— Begin Input rows —

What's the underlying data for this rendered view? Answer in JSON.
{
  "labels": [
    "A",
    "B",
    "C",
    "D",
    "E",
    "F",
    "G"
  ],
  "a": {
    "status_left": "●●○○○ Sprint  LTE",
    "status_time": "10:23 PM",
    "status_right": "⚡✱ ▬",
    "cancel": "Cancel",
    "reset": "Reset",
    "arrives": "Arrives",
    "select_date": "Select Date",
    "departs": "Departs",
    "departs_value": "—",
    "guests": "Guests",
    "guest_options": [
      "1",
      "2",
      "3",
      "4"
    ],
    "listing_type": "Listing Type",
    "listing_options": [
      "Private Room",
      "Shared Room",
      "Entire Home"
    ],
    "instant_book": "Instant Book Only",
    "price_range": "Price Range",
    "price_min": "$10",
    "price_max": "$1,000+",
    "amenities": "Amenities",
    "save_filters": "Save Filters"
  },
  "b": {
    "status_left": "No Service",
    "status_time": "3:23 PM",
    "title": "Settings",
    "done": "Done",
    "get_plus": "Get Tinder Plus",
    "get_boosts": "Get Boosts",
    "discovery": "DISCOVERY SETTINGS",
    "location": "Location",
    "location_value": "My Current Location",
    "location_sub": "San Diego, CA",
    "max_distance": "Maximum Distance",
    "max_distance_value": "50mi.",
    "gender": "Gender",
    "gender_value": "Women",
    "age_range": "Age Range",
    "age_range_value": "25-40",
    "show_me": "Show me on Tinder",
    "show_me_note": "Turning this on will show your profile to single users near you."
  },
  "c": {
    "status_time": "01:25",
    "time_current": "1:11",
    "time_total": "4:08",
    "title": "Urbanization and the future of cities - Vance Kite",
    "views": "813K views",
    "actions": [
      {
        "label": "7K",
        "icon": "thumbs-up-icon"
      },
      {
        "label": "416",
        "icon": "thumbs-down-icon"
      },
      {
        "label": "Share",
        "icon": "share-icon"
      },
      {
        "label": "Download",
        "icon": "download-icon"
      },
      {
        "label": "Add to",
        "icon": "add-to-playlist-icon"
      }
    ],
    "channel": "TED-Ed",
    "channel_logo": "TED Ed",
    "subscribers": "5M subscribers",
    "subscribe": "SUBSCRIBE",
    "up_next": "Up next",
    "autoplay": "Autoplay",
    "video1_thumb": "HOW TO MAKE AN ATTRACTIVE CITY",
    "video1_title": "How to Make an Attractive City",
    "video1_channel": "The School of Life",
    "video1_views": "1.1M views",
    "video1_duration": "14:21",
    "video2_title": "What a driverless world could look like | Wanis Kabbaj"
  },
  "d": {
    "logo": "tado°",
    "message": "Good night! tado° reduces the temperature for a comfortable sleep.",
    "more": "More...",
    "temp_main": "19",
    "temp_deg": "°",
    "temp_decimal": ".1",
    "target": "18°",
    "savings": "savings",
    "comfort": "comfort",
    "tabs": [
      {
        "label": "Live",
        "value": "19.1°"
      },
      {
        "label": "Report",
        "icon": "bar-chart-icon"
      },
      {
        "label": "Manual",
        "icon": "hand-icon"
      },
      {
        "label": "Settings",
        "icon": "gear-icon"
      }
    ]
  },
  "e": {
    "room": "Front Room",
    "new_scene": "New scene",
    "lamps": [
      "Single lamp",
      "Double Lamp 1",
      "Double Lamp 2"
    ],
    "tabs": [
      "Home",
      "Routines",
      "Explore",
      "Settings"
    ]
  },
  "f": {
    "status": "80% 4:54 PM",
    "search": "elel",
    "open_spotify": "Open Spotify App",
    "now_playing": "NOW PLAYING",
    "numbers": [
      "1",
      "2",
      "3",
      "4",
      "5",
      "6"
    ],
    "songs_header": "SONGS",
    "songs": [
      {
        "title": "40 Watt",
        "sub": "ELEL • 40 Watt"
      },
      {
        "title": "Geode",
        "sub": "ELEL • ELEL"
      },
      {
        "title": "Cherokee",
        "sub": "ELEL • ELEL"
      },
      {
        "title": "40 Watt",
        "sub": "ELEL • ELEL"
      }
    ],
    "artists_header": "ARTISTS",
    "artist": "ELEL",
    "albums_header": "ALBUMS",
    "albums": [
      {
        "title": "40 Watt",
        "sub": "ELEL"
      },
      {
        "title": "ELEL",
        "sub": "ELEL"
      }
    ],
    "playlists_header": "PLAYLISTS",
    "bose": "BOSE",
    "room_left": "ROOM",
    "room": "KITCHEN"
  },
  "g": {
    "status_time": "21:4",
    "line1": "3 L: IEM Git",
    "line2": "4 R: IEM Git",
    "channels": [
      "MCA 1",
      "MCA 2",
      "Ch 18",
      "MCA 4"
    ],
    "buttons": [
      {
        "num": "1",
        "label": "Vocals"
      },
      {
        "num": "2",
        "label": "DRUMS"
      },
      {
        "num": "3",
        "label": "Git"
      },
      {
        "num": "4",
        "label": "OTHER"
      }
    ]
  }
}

— End Input rows —

Repeat all of the entries exactly.

What's the underlying data for this rendered view? Answer in JSON.
{
  "labels": [
    "A",
    "B",
    "C",
    "D",
    "E",
    "F",
    "G"
  ],
  "a": {
    "status_left": "●●○○○ Sprint  LTE",
    "status_time": "10:23 PM",
    "status_right": "⚡✱ ▬",
    "cancel": "Cancel",
    "reset": "Reset",
    "arrives": "Arrives",
    "select_date": "Select Date",
    "departs": "Departs",
    "departs_value": "—",
    "guests": "Guests",
    "guest_options": [
      "1",
      "2",
      "3",
      "4"
    ],
    "listing_type": "Listing Type",
    "listing_options": [
      "Private Room",
      "Shared Room",
      "Entire Home"
    ],
    "instant_book": "Instant Book Only",
    "price_range": "Price Range",
    "price_min": "$10",
    "price_max": "$1,000+",
    "amenities": "Amenities",
    "save_filters": "Save Filters"
  },
  "b": {
    "status_left": "No Service",
    "status_time": "3:23 PM",
    "title": "Settings",
    "done": "Done",
    "get_plus": "Get Tinder Plus",
    "get_boosts": "Get Boosts",
    "discovery": "DISCOVERY SETTINGS",
    "location": "Location",
    "location_value": "My Current Location",
    "location_sub": "San Diego, CA",
    "max_distance": "Maximum Distance",
    "max_distance_value": "50mi.",
    "gender": "Gender",
    "gender_value": "Women",
    "age_range": "Age Range",
    "age_range_value": "25-40",
    "show_me": "Show me on Tinder",
    "show_me_note": "Turning this on will show your profile to single users near you."
  },
  "c": {
    "status_time": "01:25",
    "time_current": "1:11",
    "time_total": "4:08",
    "title": "Urbanization and the future of cities - Vance Kite",
    "views": "813K views",
    "actions": [
      {
        "label": "7K",
        "icon": "thumbs-up-icon"
      },
      {
        "label": "416",
        "icon": "thumbs-down-icon"
      },
      {
        "label": "Share",
        "icon": "share-icon"
      },
      {
        "label": "Download",
        "icon": "download-icon"
      },
      {
        "label": "Add to",
        "icon": "add-to-playlist-icon"
      }
    ],
    "channel": "TED-Ed",
    "channel_logo": "TED Ed",
    "subscribers": "5M subscribers",
    "subscribe": "SUBSCRIBE",
    "up_next": "Up next",
    "autoplay": "Autoplay",
    "video1_thumb": "HOW TO MAKE AN ATTRACTIVE CITY",
    "video1_title": "How to Make an Attractive City",
    "video1_channel": "The School of Life",
    "video1_views": "1.1M views",
    "video1_duration": "14:21",
    "video2_title": "What a driverless world could look like | Wanis Kabbaj"
  },
  "d": {
    "logo": "tado°",
    "message": "Good night! tado° reduces the temperature for a comfortable sleep.",
    "more": "More...",
    "temp_main": "19",
    "temp_deg": "°",
    "temp_decimal": ".1",
    "target": "18°",
    "savings": "savings",
    "comfort": "comfort",
    "tabs": [
      {
        "label": "Live",
        "value": "19.1°"
      },
      {
        "label": "Report",
        "icon": "bar-chart-icon"
      },
      {
        "label": "Manual",
        "icon": "hand-icon"
      },
      {
        "label": "Settings",
        "icon": "gear-icon"
      }
    ]
  },
  "e": {
    "room": "Front Room",
    "new_scene": "New scene",
    "lamps": [
      "Single lamp",
      "Double Lamp 1",
      "Double Lamp 2"
    ],
    "tabs": [
      "Home",
      "Routines",
      "Explore",
      "Settings"
    ]
  },
  "f": {
    "status": "80% 4:54 PM",
    "search": "elel",
    "open_spotify": "Open Spotify App",
    "now_playing": "NOW PLAYING",
    "numbers": [
      "1",
      "2",
      "3",
      "4",
      "5",
      "6"
    ],
    "songs_header": "SONGS",
    "songs": [
      {
        "title": "40 Watt",
        "sub": "ELEL • 40 Watt"
      },
      {
        "title": "Geode",
        "sub": "ELEL • ELEL"
      },
      {
        "title": "Cherokee",
        "sub": "ELEL • ELEL"
      },
      {
        "title": "40 Watt",
        "sub": "ELEL • ELEL"
      }
    ],
    "artists_header": "ARTISTS",
    "artist": "ELEL",
    "albums_header": "ALBUMS",
    "albums": [
      {
        "title": "40 Watt",
        "sub": "ELEL"
      },
      {
        "title": "ELEL",
        "sub": "ELEL"
      }
    ],
    "playlists_header": "PLAYLISTS",
    "bose": "BOSE",
    "room_left": "ROOM",
    "room": "KITCHEN"
  },
  "g": {
    "status_time": "21:4",
    "line1": "3 L: IEM Git",
    "line2": "4 R: IEM Git",
    "channels": [
      "MCA 1",
      "MCA 2",
      "Ch 18",
      "MCA 4"
    ],
    "buttons": [
      {
        "num": "1",
        "label": "Vocals"
      },
      {
        "num": "2",
        "label": "DRUMS"
      },
      {
        "num": "3",
        "label": "Git"
      },
      {
        "num": "4",
        "label": "OTHER"
      }
    ]
  }
}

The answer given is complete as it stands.